Texto de origen:
------
La central provincia de Sancti Spíritus ostenta el privilegio de ser la única del archipiélago cubano sobre cuyo territorio se asientan dos de las primeras siete villas fundadas a comienzos del siglo XVI por el Adelantado español Diego Velázquez: la del Espíritu Santo y la de la Santísima Trinidad.
Ambas nacieron en 1514 y de la primera de éstas adoptó su nombre una de las 14 provincias en que se divide política y administrativamente la República de Cuba. Se trata de una región de terreno arcilloso y fértil; cubierta en un 15% por uno de los sistemas montañosos más importantes del país, la Sierra del Escambray, y que entre otros atributos cuenta con apacibles playas caribeñas bordeando la Península de Ancón.

Asentada invariablemente en las márgenes de una arteria fluvial, la ciudad capital, Sancti Spíritus, preserva en su centro histórico edificaciones que denotan la diversidad de estilos que durante tres siglos enriquecieron notablemente su enrevesado entramado urbano y entre las cuales destacan la Iglesia Parroquial Mayor, el Teatro Principal y el propio puente sobre el río Yayabo.

Sin embargo, es Trinidad -con toda justeza considerada una ciudad-museo- la que posee uno de los conjuntos arquitectónicos coloniales más completos y mejor conservados del continente americano, un hecho reconocido por la UNESCO en diciembre de 1988, cuando la declaró Patrimonio de la Humanidad.
Una cruz a la sombra de un jigüe recuerda el sitio donde se presume que Fray Juan de Tesin oficiara la primera misa de la futura villa, en la Navidad de 1513. Muy cerca de allí se levantarían posteriormente la Plaza Mayor y la Iglesia Mayor de la Santísima Trinidad, que atesora entre sus piezas más valiosas el famoso Cristo de la Vera Cruz y un altar de mármol dedicado al culto de la Virgen de la Misericordia, único de su género en la Isla.

Esta es una ciudad que invita a recorrer sus calles empedradas y tranquilas y sus numerosas plazas; descubrir a cada paso historias conservadas con celo en media docena de museos, o en amplias y frescas mansiones de los siglos XVIII y XIX -en las cuales predominan las balaustradas, las barandas y rejas admirablemente trabajadas en metal y los techos de tejas criollas- , y donde se respira la misma atrayente atmósfera que siglos atrás llevó hasta allí a viajeros eminentes como el sabio alemán Alejandro de Humboldt.
------
(Datos de segmentación de página)
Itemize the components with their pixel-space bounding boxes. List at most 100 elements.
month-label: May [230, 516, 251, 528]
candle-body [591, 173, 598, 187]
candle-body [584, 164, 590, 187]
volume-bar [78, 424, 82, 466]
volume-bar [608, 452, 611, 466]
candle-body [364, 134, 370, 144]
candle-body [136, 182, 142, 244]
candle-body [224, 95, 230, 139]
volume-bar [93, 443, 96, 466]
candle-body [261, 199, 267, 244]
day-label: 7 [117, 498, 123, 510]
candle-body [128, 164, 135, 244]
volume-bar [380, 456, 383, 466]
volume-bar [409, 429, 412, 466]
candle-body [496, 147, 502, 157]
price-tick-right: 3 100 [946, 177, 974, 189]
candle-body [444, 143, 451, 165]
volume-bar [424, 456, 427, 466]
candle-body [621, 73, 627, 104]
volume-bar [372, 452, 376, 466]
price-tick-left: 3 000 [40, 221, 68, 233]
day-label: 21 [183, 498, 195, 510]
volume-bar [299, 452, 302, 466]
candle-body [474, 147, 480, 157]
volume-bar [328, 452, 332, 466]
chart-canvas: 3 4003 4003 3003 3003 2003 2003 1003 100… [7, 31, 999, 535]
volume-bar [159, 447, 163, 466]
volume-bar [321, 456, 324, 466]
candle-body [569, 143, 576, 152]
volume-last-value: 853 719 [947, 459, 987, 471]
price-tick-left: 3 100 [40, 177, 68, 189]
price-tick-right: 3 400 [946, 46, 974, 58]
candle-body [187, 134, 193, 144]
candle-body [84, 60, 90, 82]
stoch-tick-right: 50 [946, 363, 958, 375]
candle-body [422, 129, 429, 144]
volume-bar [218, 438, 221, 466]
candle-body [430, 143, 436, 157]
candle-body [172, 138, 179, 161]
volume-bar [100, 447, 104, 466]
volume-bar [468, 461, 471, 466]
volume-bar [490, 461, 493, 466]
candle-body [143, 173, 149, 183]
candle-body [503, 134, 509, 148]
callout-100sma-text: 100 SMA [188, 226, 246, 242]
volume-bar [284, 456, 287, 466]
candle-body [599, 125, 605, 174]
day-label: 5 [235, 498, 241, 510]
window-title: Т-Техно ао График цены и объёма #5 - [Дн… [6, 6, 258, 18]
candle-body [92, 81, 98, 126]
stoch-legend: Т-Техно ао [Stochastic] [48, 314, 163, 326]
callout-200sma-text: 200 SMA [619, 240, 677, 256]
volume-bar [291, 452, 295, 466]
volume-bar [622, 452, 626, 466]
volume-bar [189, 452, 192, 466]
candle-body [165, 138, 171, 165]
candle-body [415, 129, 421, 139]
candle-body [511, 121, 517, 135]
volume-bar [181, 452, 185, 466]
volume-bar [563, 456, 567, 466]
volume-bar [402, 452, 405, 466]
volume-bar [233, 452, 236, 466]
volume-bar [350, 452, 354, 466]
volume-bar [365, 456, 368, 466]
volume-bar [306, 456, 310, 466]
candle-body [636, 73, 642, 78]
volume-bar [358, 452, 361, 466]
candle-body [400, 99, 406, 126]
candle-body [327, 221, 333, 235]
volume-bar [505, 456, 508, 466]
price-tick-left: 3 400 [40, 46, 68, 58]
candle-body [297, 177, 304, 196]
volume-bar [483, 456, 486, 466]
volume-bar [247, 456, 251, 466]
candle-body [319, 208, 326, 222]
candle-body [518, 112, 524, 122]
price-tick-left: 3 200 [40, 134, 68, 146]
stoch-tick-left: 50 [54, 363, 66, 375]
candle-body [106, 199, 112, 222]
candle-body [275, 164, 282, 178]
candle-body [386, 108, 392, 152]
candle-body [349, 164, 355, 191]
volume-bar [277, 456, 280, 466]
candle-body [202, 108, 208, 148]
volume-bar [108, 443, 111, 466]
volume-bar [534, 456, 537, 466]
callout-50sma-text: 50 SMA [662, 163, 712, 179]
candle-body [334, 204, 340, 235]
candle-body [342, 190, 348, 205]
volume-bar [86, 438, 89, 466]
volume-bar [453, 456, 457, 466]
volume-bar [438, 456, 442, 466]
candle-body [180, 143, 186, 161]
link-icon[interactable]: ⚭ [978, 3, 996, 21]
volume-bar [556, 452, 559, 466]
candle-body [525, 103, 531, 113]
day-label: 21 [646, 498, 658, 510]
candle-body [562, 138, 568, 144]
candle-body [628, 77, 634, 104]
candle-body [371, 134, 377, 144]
------
Consigna: Resume en dos oraciones el texto sobre la provincia de Sancti Spíritus. Estas líneas no intervienen en el ejercicio.

Respuesta: La provincia de Sancti Spíritus es la única de Cuba con dos de las primeras siete villas fundadas por Diego Velázquez, la del Espíritu Santo y la de la Santísima Trinidad, ambas nacidas en 1514, y su capital conserva en el centro histórico edificaciones de diversos estilos como la Iglesia Parroquial Mayor, el Teatro Principal y el puente sobre el río Yayabo. Trinidad, declarada Patrimonio de la Humanidad por la UNESCO en diciembre de 1988, posee uno de los conjuntos arquitectónicos coloniales más completos y mejor conservados del continente americano, con calles empedradas, numerosas plazas, media docena de museos y mansiones de los siglos XVIII y XIX.